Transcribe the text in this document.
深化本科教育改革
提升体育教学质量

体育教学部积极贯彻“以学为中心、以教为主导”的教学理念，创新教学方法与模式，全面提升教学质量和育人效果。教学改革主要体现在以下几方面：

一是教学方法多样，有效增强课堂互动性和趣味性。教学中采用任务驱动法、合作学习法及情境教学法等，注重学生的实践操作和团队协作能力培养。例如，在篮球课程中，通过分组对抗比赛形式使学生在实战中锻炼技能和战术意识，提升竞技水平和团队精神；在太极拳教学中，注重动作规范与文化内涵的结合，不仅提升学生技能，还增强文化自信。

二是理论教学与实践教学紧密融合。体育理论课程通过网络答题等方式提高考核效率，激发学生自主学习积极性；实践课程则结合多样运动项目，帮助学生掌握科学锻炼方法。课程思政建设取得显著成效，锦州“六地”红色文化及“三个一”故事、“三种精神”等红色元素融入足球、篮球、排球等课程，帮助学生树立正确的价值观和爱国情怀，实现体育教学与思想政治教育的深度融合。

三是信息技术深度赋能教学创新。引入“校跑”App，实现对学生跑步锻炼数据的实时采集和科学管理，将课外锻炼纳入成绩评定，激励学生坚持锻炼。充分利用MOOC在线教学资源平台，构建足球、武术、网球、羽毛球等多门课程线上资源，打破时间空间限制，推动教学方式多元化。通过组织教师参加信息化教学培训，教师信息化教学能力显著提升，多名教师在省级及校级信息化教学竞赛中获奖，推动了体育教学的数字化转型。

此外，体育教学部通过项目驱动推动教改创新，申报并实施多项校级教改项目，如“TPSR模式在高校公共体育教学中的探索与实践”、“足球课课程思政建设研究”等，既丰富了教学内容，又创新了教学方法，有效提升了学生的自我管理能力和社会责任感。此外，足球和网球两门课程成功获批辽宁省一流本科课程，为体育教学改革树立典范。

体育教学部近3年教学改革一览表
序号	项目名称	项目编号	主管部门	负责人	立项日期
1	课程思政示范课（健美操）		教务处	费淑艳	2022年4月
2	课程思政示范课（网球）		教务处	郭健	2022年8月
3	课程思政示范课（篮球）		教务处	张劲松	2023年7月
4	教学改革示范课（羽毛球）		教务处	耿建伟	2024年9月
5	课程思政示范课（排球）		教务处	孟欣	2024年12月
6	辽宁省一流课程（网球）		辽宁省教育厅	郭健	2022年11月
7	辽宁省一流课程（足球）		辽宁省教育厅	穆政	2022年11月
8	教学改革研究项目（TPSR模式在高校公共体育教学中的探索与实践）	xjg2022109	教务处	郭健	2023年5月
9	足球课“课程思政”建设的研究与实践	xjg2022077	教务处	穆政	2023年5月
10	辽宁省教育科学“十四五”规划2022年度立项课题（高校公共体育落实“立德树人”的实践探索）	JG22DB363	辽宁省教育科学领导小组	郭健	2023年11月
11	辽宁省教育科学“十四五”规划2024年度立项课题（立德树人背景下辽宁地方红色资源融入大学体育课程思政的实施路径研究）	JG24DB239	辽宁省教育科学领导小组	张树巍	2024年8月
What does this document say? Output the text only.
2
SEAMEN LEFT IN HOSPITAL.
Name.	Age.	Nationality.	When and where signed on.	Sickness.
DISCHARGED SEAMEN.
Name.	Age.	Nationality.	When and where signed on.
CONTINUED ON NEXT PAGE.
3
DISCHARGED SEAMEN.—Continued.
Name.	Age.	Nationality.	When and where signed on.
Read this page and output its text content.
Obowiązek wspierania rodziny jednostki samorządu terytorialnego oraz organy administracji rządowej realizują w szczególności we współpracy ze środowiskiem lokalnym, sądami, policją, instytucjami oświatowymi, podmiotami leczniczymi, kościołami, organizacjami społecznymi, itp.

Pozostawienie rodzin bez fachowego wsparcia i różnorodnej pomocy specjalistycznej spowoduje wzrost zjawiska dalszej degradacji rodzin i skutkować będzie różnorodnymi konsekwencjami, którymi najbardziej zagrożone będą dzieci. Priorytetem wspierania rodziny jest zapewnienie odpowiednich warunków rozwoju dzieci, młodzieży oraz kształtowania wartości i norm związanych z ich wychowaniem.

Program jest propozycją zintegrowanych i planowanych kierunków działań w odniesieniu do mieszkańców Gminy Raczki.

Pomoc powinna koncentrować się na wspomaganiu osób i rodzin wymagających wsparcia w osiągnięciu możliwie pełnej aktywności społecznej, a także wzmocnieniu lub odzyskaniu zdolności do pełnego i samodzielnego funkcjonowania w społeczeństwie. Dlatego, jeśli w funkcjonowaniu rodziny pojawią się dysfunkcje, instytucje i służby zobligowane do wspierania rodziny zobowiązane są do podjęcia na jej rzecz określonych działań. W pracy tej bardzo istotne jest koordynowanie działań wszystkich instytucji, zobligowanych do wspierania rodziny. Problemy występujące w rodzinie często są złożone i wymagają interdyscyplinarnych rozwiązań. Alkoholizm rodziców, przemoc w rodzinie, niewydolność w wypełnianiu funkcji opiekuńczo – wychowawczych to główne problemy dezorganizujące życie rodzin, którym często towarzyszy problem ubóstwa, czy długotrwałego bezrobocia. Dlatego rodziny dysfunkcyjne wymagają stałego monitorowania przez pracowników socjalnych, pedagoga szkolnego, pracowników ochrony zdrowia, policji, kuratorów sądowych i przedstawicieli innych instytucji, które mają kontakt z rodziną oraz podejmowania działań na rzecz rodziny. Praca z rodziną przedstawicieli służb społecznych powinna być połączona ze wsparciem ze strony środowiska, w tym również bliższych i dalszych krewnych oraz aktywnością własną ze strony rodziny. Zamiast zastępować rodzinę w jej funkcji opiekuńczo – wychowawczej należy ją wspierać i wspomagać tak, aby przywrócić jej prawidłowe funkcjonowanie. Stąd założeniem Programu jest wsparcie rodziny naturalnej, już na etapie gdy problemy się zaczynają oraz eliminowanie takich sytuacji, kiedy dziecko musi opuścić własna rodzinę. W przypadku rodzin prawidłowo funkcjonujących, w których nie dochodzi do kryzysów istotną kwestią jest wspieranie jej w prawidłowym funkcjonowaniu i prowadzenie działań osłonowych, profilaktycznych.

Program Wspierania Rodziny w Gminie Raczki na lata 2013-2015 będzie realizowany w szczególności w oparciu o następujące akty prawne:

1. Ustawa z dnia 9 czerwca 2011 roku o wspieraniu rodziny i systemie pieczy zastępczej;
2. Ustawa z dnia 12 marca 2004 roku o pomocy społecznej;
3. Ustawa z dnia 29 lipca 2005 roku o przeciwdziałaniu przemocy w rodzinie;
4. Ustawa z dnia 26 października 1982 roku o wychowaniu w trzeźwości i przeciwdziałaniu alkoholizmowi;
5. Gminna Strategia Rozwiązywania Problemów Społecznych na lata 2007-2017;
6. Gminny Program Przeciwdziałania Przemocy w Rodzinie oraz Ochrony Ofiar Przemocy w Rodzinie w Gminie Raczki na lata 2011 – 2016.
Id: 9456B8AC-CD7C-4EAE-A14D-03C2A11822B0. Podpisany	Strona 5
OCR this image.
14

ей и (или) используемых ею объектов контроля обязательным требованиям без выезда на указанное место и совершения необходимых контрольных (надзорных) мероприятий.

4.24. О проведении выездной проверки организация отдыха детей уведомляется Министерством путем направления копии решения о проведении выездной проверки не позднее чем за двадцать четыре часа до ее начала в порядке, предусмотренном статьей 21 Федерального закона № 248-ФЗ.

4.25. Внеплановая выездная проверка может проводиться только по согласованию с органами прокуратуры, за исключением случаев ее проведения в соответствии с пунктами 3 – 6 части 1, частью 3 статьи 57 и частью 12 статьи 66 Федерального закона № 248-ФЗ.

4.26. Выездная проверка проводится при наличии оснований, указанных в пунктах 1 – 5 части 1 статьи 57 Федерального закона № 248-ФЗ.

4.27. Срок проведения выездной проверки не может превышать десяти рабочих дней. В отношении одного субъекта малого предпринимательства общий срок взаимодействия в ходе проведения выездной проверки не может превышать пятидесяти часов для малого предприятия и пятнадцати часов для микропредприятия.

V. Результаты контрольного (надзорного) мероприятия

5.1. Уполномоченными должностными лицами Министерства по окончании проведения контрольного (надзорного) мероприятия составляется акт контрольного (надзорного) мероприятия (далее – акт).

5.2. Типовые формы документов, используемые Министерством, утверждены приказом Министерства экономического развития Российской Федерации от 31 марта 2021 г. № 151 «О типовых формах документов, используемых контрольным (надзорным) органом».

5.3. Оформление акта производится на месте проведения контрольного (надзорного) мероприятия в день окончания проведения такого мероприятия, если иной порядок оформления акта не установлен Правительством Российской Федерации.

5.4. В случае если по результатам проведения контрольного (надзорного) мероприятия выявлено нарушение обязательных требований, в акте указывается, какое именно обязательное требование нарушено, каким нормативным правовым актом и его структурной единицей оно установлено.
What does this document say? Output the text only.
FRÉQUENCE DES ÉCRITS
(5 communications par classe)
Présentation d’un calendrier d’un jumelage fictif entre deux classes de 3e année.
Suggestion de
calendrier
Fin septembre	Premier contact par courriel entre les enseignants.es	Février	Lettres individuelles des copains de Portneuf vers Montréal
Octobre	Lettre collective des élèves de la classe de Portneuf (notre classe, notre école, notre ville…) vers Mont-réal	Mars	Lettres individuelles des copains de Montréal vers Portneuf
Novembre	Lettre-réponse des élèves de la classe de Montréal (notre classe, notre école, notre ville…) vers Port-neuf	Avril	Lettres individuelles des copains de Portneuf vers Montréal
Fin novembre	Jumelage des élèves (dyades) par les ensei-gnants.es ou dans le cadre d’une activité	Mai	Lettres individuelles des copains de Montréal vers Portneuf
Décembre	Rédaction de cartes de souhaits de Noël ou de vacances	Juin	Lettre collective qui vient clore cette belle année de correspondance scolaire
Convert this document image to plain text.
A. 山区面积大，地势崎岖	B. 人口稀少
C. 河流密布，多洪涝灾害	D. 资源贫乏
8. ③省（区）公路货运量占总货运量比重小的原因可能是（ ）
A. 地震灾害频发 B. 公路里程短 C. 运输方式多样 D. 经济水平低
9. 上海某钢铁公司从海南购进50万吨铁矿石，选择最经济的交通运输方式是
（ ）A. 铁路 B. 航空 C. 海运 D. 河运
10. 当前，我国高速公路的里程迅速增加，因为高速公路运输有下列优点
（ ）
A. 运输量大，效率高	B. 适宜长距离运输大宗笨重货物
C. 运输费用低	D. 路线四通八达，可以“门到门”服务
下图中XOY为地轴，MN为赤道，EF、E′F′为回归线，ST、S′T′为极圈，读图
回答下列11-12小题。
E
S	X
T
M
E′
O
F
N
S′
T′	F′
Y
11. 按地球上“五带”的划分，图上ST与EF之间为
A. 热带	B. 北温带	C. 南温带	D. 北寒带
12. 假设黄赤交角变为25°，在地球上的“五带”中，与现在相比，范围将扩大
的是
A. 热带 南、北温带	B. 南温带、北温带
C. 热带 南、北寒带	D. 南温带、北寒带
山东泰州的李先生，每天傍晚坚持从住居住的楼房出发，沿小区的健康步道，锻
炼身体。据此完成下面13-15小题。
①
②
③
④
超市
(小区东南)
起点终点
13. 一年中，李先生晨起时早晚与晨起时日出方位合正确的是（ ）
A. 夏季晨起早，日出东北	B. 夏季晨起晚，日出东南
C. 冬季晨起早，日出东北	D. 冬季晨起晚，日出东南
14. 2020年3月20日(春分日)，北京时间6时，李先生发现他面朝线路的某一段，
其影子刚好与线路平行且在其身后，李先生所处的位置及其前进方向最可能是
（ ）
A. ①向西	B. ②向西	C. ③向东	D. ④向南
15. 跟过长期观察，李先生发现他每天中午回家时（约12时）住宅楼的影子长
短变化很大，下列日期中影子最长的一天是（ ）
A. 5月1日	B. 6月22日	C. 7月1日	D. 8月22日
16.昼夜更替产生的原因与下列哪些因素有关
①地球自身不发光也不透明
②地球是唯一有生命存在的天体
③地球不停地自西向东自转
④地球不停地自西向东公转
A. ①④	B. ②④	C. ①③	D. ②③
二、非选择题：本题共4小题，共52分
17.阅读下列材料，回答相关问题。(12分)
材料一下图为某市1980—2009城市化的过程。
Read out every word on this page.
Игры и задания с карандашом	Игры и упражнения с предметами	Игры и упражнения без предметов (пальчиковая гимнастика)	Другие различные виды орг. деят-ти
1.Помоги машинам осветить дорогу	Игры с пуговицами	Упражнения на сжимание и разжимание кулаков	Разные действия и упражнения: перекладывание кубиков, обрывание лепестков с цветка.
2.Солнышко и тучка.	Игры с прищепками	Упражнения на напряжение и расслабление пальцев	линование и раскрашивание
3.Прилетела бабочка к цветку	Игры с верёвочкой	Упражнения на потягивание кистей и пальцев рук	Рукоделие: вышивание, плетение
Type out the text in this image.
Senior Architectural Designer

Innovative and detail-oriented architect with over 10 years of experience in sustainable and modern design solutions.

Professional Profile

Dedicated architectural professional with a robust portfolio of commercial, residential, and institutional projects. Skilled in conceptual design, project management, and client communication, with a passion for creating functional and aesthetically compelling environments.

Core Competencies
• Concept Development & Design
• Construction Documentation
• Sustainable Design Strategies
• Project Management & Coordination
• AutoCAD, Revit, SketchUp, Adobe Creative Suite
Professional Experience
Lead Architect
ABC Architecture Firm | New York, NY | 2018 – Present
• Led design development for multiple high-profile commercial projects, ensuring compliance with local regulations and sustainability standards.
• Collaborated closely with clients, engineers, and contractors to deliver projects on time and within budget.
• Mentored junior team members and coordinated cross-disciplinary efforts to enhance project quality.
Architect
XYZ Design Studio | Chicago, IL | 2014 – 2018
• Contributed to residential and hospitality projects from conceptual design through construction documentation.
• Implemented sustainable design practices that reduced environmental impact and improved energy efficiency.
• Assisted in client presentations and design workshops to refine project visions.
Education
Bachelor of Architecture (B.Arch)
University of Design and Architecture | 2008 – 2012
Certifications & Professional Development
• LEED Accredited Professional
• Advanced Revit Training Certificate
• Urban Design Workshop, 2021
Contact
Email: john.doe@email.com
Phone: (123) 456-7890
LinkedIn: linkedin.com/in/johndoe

------------

WHAT IS ASKED: Above are records; say how many of their lines contain the word "辽宁省教育科学领导小组", giving only the number.

EXERCISE RESULT: 2